>> BEGIN Material to process
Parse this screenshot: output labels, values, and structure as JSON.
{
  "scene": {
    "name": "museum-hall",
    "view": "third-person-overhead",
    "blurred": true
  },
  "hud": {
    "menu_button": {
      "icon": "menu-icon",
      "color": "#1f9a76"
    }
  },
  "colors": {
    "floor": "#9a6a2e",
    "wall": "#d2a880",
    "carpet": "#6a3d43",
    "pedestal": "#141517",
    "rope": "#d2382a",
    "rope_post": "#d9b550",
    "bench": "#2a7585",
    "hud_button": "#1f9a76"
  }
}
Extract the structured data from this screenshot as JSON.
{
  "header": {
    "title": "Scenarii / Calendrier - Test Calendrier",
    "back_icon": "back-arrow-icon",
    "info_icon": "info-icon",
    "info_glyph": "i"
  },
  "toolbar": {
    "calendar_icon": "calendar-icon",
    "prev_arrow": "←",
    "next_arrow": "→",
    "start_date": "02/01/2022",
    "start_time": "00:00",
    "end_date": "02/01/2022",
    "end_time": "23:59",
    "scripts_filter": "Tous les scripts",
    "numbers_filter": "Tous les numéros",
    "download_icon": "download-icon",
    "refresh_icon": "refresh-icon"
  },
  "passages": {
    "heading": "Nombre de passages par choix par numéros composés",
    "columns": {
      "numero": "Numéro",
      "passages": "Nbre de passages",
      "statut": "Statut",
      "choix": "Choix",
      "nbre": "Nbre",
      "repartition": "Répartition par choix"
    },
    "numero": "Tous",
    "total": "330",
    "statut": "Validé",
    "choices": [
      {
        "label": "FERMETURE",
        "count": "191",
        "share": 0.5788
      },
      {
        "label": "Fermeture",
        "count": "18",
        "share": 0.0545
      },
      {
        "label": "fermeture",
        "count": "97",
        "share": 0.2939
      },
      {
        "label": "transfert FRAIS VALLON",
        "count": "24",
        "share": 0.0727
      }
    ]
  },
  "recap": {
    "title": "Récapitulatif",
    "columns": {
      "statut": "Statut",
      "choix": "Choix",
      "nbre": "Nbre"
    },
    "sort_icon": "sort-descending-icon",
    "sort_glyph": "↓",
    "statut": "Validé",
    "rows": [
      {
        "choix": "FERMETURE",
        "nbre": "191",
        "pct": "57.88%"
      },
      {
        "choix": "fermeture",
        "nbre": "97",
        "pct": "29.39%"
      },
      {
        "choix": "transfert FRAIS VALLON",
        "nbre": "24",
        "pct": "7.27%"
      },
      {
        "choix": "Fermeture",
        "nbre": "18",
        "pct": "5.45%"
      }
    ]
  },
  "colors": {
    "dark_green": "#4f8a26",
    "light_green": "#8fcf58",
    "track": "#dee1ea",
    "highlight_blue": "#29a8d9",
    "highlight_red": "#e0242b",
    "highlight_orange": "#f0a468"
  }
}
>> END Material to process
The records above are to be copied in full, exactly as written.

Parse this screenshot: output labels, values, and structure as JSON.
{
  "scene": {
    "name": "museum-hall",
    "view": "third-person-overhead",
    "blurred": true
  },
  "hud": {
    "menu_button": {
      "icon": "menu-icon",
      "color": "#1f9a76"
    }
  },
  "colors": {
    "floor": "#9a6a2e",
    "wall": "#d2a880",
    "carpet": "#6a3d43",
    "pedestal": "#141517",
    "rope": "#d2382a",
    "rope_post": "#d9b550",
    "bench": "#2a7585",
    "hud_button": "#1f9a76"
  }
}
Extract the structured data from this screenshot as JSON.
{
  "header": {
    "title": "Scenarii / Calendrier - Test Calendrier",
    "back_icon": "back-arrow-icon",
    "info_icon": "info-icon",
    "info_glyph": "i"
  },
  "toolbar": {
    "calendar_icon": "calendar-icon",
    "prev_arrow": "←",
    "next_arrow": "→",
    "start_date": "02/01/2022",
    "start_time": "00:00",
    "end_date": "02/01/2022",
    "end_time": "23:59",
    "scripts_filter": "Tous les scripts",
    "numbers_filter": "Tous les numéros",
    "download_icon": "download-icon",
    "refresh_icon": "refresh-icon"
  },
  "passages": {
    "heading": "Nombre de passages par choix par numéros composés",
    "columns": {
      "numero": "Numéro",
      "passages": "Nbre de passages",
      "statut": "Statut",
      "choix": "Choix",
      "nbre": "Nbre",
      "repartition": "Répartition par choix"
    },
    "numero": "Tous",
    "total": "330",
    "statut": "Validé",
    "choices": [
      {
        "label": "FERMETURE",
        "count": "191",
        "share": 0.5788
      },
      {
        "label": "Fermeture",
        "count": "18",
        "share": 0.0545
      },
      {
        "label": "fermeture",
        "count": "97",
        "share": 0.2939
      },
      {
        "label": "transfert FRAIS VALLON",
        "count": "24",
        "share": 0.0727
      }
    ]
  },
  "recap": {
    "title": "Récapitulatif",
    "columns": {
      "statut": "Statut",
      "choix": "Choix",
      "nbre": "Nbre"
    },
    "sort_icon": "sort-descending-icon",
    "sort_glyph": "↓",
    "statut": "Validé",
    "rows": [
      {
        "choix": "FERMETURE",
        "nbre": "191",
        "pct": "57.88%"
      },
      {
        "choix": "fermeture",
        "nbre": "97",
        "pct": "29.39%"
      },
      {
        "choix": "transfert FRAIS VALLON",
        "nbre": "24",
        "pct": "7.27%"
      },
      {
        "choix": "Fermeture",
        "nbre": "18",
        "pct": "5.45%"
      }
    ]
  },
  "colors": {
    "dark_green": "#4f8a26",
    "light_green": "#8fcf58",
    "track": "#dee1ea",
    "highlight_blue": "#29a8d9",
    "highlight_red": "#e0242b",
    "highlight_orange": "#f0a468"
  }
}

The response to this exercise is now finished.